● DESCRIPTION OF THE TASK
Look through the records that follow. Copy every line containing the word "validation".

● DATA SUPPLIED

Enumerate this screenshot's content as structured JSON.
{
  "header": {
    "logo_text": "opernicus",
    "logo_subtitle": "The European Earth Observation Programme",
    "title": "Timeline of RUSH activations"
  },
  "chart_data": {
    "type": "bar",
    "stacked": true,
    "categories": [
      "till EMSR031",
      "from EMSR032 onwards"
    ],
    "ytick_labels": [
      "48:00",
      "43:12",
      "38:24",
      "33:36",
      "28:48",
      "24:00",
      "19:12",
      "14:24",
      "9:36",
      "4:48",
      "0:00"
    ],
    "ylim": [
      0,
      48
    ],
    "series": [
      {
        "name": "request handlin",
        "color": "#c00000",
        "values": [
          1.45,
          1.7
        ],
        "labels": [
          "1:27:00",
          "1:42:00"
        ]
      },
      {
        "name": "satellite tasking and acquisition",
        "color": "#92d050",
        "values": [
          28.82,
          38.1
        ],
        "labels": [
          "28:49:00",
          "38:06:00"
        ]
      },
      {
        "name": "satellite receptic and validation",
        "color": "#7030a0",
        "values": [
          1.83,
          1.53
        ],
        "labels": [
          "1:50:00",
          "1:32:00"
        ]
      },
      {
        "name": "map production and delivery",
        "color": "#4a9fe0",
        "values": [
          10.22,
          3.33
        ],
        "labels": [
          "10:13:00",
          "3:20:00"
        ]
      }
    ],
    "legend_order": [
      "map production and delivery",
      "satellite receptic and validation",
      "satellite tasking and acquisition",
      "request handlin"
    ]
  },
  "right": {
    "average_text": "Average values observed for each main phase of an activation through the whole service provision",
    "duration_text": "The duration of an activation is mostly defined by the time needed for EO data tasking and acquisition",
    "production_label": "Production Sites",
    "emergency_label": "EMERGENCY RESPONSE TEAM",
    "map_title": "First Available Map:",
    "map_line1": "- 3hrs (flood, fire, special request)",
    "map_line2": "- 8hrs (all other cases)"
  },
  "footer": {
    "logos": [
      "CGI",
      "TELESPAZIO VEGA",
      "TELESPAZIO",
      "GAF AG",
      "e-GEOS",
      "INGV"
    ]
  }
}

● ANSWER TO THIS TASK
        "name": "satellite receptic and validation",
      "satellite receptic and validation",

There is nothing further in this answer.